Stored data
•••

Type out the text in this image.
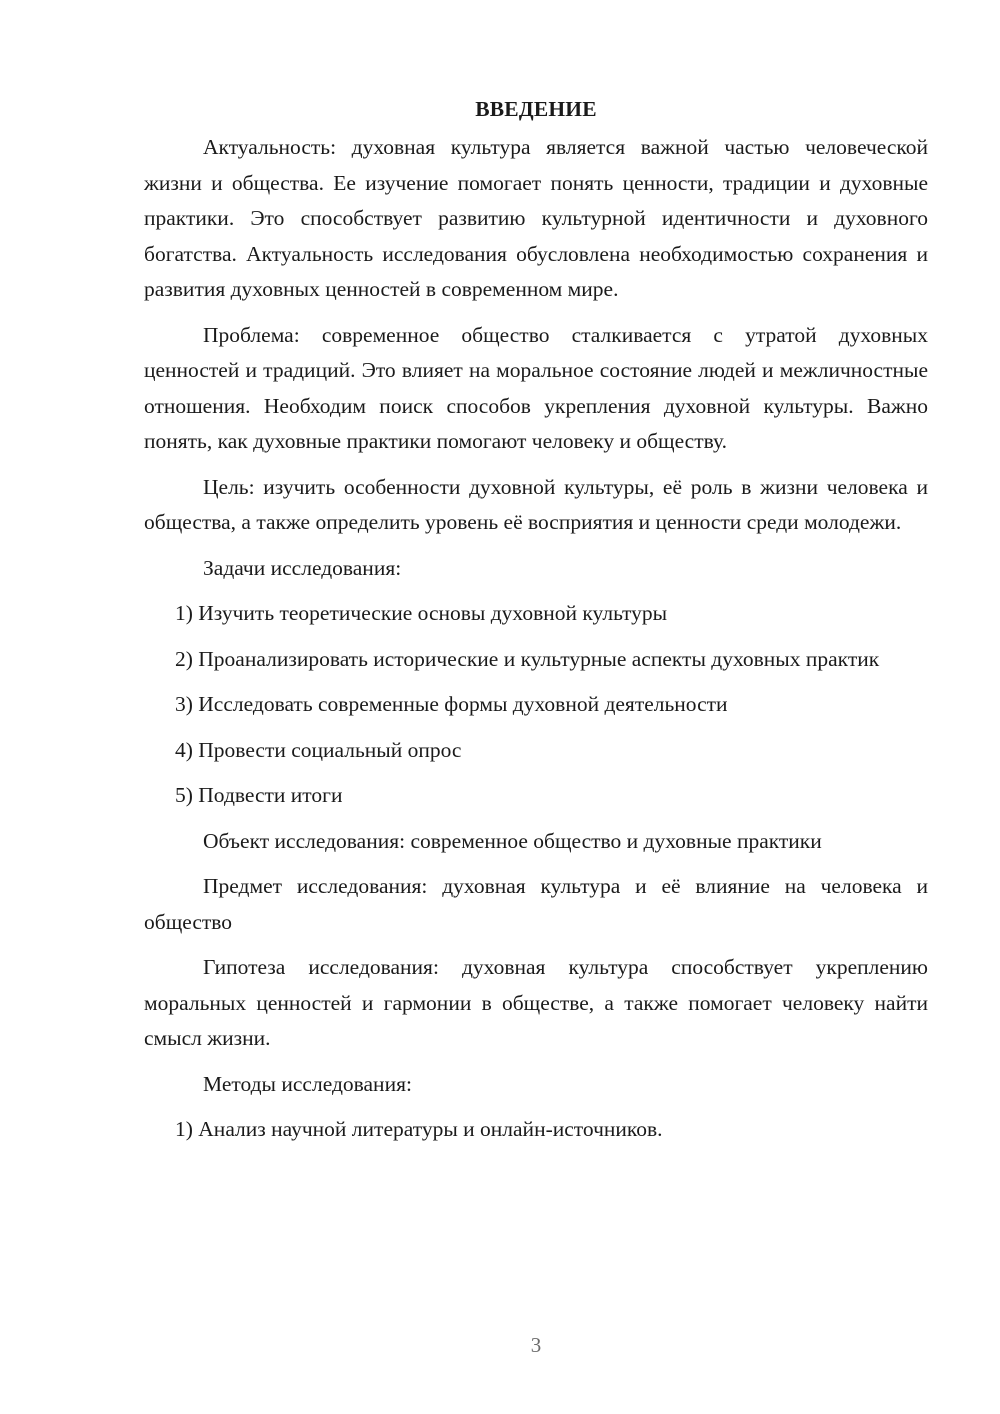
ВВЕДЕНИЕ

Актуальность: духовная культура является важной частью человеческой жизни и общества. Ее изучение помогает понять ценности, традиции и духовные практики. Это способствует развитию культурной идентичности и духовного богатства. Актуальность исследования обусловлена необходимостью сохранения и развития духовных ценностей в современном мире.

Проблема: современное общество сталкивается с утратой духовных ценностей и традиций. Это влияет на моральное состояние людей и межличностные отношения. Необходим поиск способов укрепления духовной культуры. Важно понять, как духовные практики помогают человеку и обществу.

Цель: изучить особенности духовной культуры, её роль в жизни человека и общества, а также определить уровень её восприятия и ценности среди молодежи.

Задачи исследования:

1) Изучить теоретические основы духовной культуры

2) Проанализировать исторические и культурные аспекты духовных практик

3) Исследовать современные формы духовной деятельности

4) Провести социальный опрос

5) Подвести итоги

Объект исследования: современное общество и духовные практики

Предмет исследования: духовная культура и её влияние на человека и общество

Гипотеза исследования: духовная культура способствует укреплению моральных ценностей и гармонии в обществе, а также помогает человеку найти смысл жизни.

Методы исследования:

1) Анализ научной литературы и онлайн-источников.

3
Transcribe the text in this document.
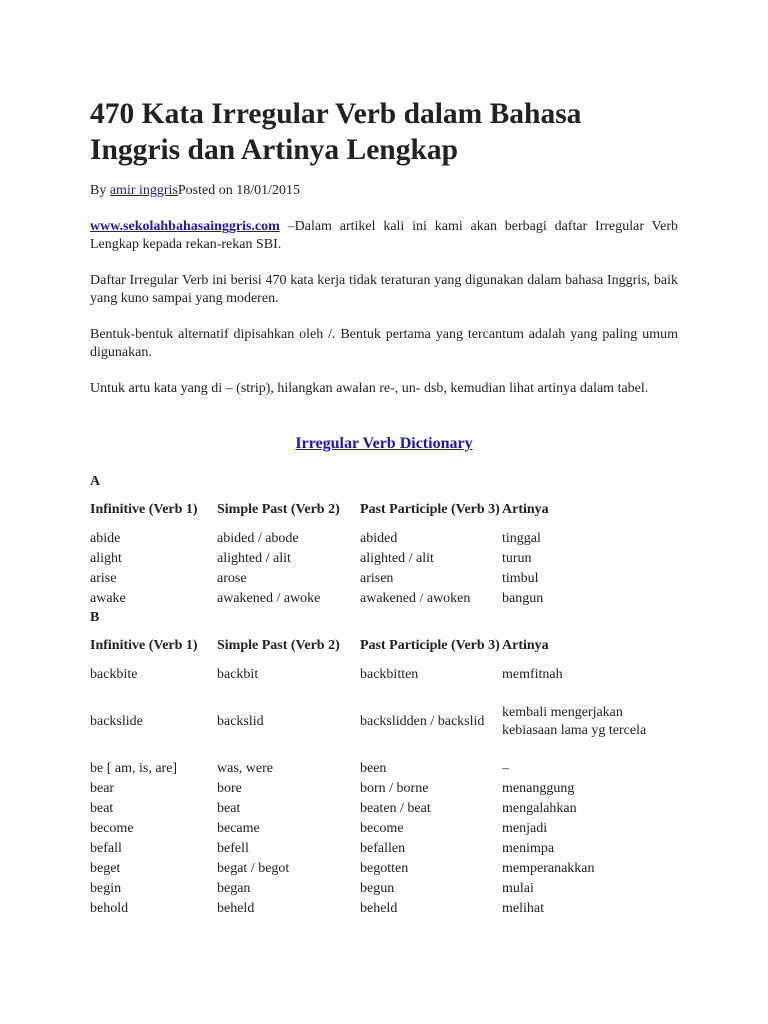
470 Kata Irregular Verb dalam Bahasa Inggris dan Artinya Lengkap
By amir inggrisPosted on 18/01/2015

www.sekolahbahasainggris.com –Dalam artikel kali ini kami akan berbagi daftar Irregular Verb Lengkap kepada rekan-rekan SBI.

Daftar Irregular Verb ini berisi 470 kata kerja tidak teraturan yang digunakan dalam bahasa Inggris, baik yang kuno sampai yang moderen.

Bentuk-bentuk alternatif dipisahkan oleh /. Bentuk pertama yang tercantum adalah yang paling umum digunakan.

Untuk artu kata yang di – (strip), hilangkan awalan re-, un- dsb, kemudian lihat artinya dalam tabel.

Irregular Verb Dictionary
A
Infinitive (Verb 1)	Simple Past (Verb 2)	Past Participle (Verb 3)	Artinya
abide	abided / abode	abided	tinggal
alight	alighted / alit	alighted / alit	turun
arise	arose	arisen	timbul
awake	awakened / awoke	awakened / awoken	bangun
B
Infinitive (Verb 1)	Simple Past (Verb 2)	Past Participle (Verb 3)	Artinya
backbite	backbit	backbitten	memfitnah
backslide	backslid	backslidden / backslid	kembali mengerjakan kebiasaan lama yg tercela
be [ am, is, are]	was, were	been	–
bear	bore	born / borne	menanggung
beat	beat	beaten / beat	mengalahkan
become	became	become	menjadi
befall	befell	befallen	menimpa
beget	begat / begot	begotten	memperanakkan
begin	began	begun	mulai
behold	beheld	beheld	melihat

•••

**YOUR GOAL**:
From the records above, copy every line that holds the word "общество".

**WRITTEN SOLUTION**:
Проблема: современное общество сталкивается с утратой духовных ценностей и традиций. Это влияет на моральное состояние людей и межличностные отношения. Необходим поиск способов укрепления духовной культуры. Важно понять, как духовные практики помогают человеку и обществу.
Объект исследования: современное общество и духовные практики
Предмет исследования: духовная культура и её влияние на человека и общество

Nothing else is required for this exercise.